DIRECTIONS FOR THIS TASK: Using the records that follow, copy every line containing the word "FEBRUARY".
>>>>>
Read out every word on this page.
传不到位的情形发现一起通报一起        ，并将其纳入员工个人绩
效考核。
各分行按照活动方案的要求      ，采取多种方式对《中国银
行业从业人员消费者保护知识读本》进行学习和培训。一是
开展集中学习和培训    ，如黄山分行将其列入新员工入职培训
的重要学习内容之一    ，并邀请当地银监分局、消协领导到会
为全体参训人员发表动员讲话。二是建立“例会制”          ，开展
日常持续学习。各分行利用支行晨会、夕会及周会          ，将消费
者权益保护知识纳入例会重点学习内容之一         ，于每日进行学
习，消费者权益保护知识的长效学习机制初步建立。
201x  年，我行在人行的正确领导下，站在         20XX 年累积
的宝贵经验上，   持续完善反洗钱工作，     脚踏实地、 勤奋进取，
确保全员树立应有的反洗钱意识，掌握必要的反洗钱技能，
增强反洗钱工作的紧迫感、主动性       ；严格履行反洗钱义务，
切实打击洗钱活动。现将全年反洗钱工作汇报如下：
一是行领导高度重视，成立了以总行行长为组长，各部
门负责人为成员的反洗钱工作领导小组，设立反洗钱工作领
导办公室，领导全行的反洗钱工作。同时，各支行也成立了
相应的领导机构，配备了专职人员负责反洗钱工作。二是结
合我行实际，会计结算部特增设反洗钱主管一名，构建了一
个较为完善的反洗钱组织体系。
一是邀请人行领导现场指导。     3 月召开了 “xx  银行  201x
<<<<<
>>>>>
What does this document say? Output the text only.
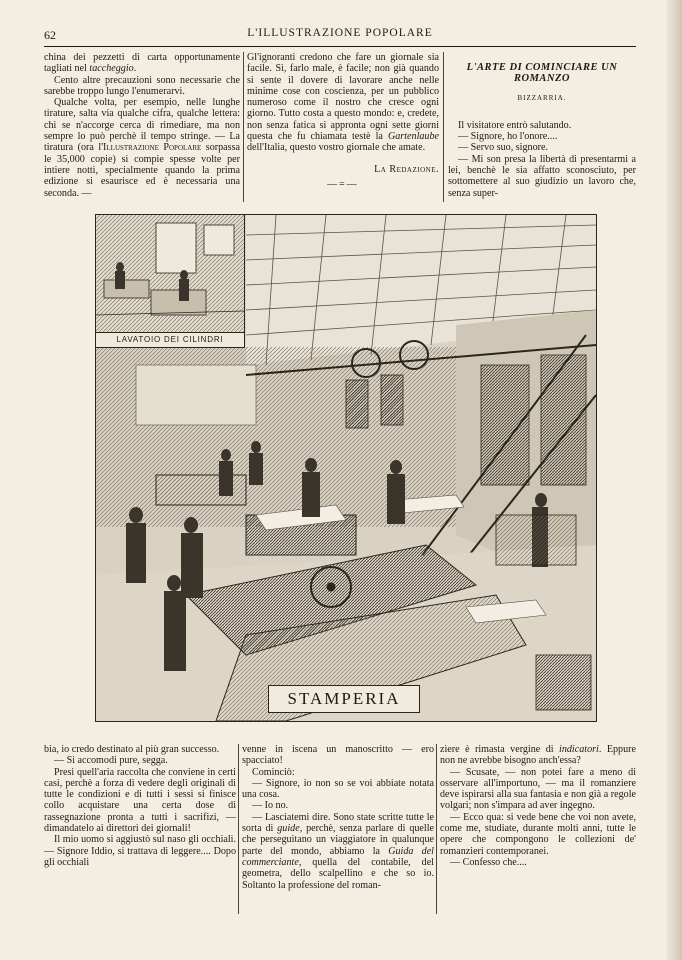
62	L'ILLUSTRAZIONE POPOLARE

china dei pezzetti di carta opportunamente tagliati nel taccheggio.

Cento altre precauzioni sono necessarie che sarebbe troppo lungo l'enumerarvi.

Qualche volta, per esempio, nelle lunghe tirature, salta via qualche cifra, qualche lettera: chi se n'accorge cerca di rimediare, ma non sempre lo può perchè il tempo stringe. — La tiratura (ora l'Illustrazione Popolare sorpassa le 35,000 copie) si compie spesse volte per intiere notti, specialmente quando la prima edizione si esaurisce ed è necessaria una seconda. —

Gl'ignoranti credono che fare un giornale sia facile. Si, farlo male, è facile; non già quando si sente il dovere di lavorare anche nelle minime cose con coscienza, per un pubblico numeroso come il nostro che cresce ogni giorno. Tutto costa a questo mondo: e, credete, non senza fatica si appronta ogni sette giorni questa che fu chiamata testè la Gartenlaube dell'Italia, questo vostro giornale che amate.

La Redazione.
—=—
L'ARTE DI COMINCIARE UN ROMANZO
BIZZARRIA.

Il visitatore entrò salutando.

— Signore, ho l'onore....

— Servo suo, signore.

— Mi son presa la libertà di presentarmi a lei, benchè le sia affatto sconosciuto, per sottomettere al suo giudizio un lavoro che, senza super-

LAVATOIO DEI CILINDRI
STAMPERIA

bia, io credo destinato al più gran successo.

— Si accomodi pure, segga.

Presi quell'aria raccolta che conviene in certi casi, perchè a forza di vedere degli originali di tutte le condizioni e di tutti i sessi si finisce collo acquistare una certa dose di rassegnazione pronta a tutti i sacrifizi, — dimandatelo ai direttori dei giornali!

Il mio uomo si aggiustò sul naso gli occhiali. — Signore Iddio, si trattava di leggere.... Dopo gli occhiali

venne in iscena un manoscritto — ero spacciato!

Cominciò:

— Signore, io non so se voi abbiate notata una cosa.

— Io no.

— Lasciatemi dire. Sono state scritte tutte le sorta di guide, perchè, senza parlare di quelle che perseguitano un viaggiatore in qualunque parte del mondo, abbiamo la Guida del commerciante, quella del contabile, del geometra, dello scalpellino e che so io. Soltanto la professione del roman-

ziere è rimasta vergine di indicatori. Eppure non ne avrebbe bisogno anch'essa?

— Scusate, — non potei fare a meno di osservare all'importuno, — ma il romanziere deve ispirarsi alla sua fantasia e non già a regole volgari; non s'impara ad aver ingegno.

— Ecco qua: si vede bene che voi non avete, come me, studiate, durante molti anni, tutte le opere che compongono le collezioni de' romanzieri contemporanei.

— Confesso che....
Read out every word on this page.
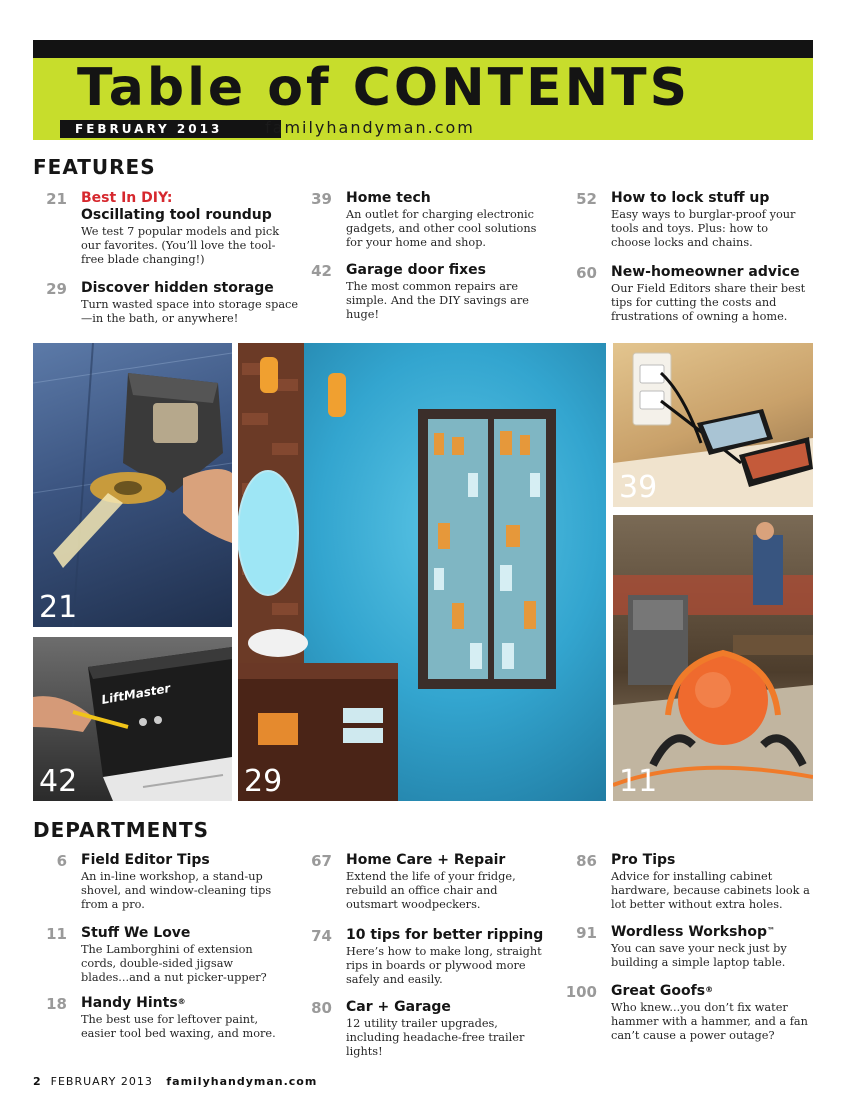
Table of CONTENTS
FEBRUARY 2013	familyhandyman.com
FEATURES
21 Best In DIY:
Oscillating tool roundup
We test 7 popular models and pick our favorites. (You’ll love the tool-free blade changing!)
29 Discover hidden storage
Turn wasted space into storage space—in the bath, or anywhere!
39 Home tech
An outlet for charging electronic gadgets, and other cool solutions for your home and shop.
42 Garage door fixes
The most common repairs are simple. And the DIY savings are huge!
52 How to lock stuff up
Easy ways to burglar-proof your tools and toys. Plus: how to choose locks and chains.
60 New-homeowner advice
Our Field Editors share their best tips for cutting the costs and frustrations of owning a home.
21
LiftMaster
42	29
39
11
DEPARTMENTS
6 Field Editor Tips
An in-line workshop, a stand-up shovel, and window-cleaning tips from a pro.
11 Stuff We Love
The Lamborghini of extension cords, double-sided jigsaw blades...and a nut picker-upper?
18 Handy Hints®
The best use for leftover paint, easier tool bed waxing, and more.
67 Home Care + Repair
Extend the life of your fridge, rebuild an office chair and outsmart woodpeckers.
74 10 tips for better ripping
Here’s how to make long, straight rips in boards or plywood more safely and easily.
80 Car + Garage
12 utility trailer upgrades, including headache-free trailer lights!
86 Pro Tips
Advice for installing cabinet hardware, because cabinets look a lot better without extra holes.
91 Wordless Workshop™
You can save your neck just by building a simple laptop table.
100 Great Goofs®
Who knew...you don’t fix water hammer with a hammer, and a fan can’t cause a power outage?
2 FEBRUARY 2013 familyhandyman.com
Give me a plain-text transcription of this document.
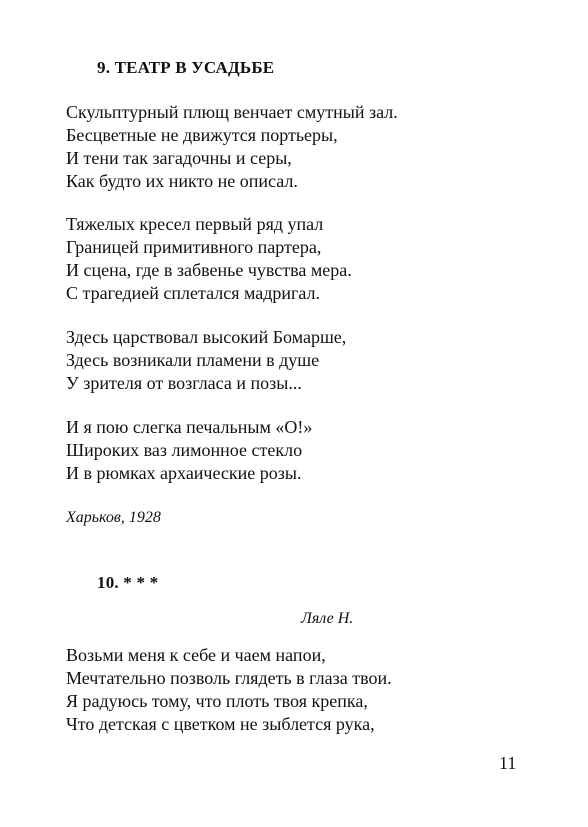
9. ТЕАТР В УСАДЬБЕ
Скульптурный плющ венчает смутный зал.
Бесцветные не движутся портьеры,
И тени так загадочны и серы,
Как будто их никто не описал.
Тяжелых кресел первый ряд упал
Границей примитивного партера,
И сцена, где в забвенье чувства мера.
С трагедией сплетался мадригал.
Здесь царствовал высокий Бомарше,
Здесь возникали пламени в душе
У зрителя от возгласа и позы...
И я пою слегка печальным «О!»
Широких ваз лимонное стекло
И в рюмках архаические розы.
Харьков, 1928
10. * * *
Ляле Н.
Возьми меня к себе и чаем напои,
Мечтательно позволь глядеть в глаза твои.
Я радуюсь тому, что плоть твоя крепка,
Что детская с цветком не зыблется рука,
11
<<<<<
TASK RESPONSE:
FEBRUARY 2013	familyhandyman.com
2 FEBRUARY 2013 familyhandyman.com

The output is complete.